◆ EXERCISE
Copy down all of the data underneath, exactly as shown.

◆ RECORDS FOR THE TASK
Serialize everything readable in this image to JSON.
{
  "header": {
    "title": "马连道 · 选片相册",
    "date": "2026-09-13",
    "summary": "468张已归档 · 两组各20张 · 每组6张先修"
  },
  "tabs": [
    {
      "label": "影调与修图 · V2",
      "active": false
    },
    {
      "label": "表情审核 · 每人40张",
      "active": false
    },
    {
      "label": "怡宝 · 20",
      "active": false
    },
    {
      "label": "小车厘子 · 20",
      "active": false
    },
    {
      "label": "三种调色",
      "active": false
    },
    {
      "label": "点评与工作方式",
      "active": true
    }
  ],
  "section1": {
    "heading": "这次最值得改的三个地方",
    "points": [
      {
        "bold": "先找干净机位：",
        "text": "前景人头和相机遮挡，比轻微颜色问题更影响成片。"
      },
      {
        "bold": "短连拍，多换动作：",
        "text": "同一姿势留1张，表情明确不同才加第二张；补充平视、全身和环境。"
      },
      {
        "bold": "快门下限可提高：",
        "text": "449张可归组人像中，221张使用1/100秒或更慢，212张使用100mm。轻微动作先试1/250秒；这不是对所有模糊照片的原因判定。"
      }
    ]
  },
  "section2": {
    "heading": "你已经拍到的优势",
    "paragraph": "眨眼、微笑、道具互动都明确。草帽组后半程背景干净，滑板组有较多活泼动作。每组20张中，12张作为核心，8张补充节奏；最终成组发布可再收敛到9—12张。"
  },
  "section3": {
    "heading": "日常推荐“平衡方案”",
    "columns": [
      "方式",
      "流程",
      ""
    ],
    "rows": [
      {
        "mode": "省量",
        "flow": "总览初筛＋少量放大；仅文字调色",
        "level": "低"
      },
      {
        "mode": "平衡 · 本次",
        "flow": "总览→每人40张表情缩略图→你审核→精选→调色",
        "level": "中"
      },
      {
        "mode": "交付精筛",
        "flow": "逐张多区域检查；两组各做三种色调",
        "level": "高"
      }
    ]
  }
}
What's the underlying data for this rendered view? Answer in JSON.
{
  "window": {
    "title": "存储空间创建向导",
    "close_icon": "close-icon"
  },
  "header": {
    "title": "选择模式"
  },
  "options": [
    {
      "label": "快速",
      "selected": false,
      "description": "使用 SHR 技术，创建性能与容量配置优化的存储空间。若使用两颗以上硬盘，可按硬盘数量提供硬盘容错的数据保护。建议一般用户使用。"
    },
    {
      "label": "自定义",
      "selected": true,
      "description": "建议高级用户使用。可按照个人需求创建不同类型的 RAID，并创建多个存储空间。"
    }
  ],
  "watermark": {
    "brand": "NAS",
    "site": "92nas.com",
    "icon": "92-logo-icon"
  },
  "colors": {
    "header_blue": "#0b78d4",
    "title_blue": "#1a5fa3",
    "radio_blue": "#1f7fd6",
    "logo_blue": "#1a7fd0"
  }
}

◆ COMPLETED EXERCISE
Serialize everything readable in this image to JSON.
{
  "header": {
    "title": "马连道 · 选片相册",
    "date": "2026-09-13",
    "summary": "468张已归档 · 两组各20张 · 每组6张先修"
  },
  "tabs": [
    {
      "label": "影调与修图 · V2",
      "active": false
    },
    {
      "label": "表情审核 · 每人40张",
      "active": false
    },
    {
      "label": "怡宝 · 20",
      "active": false
    },
    {
      "label": "小车厘子 · 20",
      "active": false
    },
    {
      "label": "三种调色",
      "active": false
    },
    {
      "label": "点评与工作方式",
      "active": true
    }
  ],
  "section1": {
    "heading": "这次最值得改的三个地方",
    "points": [
      {
        "bold": "先找干净机位：",
        "text": "前景人头和相机遮挡，比轻微颜色问题更影响成片。"
      },
      {
        "bold": "短连拍，多换动作：",
        "text": "同一姿势留1张，表情明确不同才加第二张；补充平视、全身和环境。"
      },
      {
        "bold": "快门下限可提高：",
        "text": "449张可归组人像中，221张使用1/100秒或更慢，212张使用100mm。轻微动作先试1/250秒；这不是对所有模糊照片的原因判定。"
      }
    ]
  },
  "section2": {
    "heading": "你已经拍到的优势",
    "paragraph": "眨眼、微笑、道具互动都明确。草帽组后半程背景干净，滑板组有较多活泼动作。每组20张中，12张作为核心，8张补充节奏；最终成组发布可再收敛到9—12张。"
  },
  "section3": {
    "heading": "日常推荐“平衡方案”",
    "columns": [
      "方式",
      "流程",
      ""
    ],
    "rows": [
      {
        "mode": "省量",
        "flow": "总览初筛＋少量放大；仅文字调色",
        "level": "低"
      },
      {
        "mode": "平衡 · 本次",
        "flow": "总览→每人40张表情缩略图→你审核→精选→调色",
        "level": "中"
      },
      {
        "mode": "交付精筛",
        "flow": "逐张多区域检查；两组各做三种色调",
        "level": "高"
      }
    ]
  }
}
What's the underlying data for this rendered view? Answer in JSON.
{
  "window": {
    "title": "存储空间创建向导",
    "close_icon": "close-icon"
  },
  "header": {
    "title": "选择模式"
  },
  "options": [
    {
      "label": "快速",
      "selected": false,
      "description": "使用 SHR 技术，创建性能与容量配置优化的存储空间。若使用两颗以上硬盘，可按硬盘数量提供硬盘容错的数据保护。建议一般用户使用。"
    },
    {
      "label": "自定义",
      "selected": true,
      "description": "建议高级用户使用。可按照个人需求创建不同类型的 RAID，并创建多个存储空间。"
    }
  ],
  "watermark": {
    "brand": "NAS",
    "site": "92nas.com",
    "icon": "92-logo-icon"
  },
  "colors": {
    "header_blue": "#0b78d4",
    "title_blue": "#1a5fa3",
    "radio_blue": "#1f7fd6",
    "logo_blue": "#1a7fd0"
  }
}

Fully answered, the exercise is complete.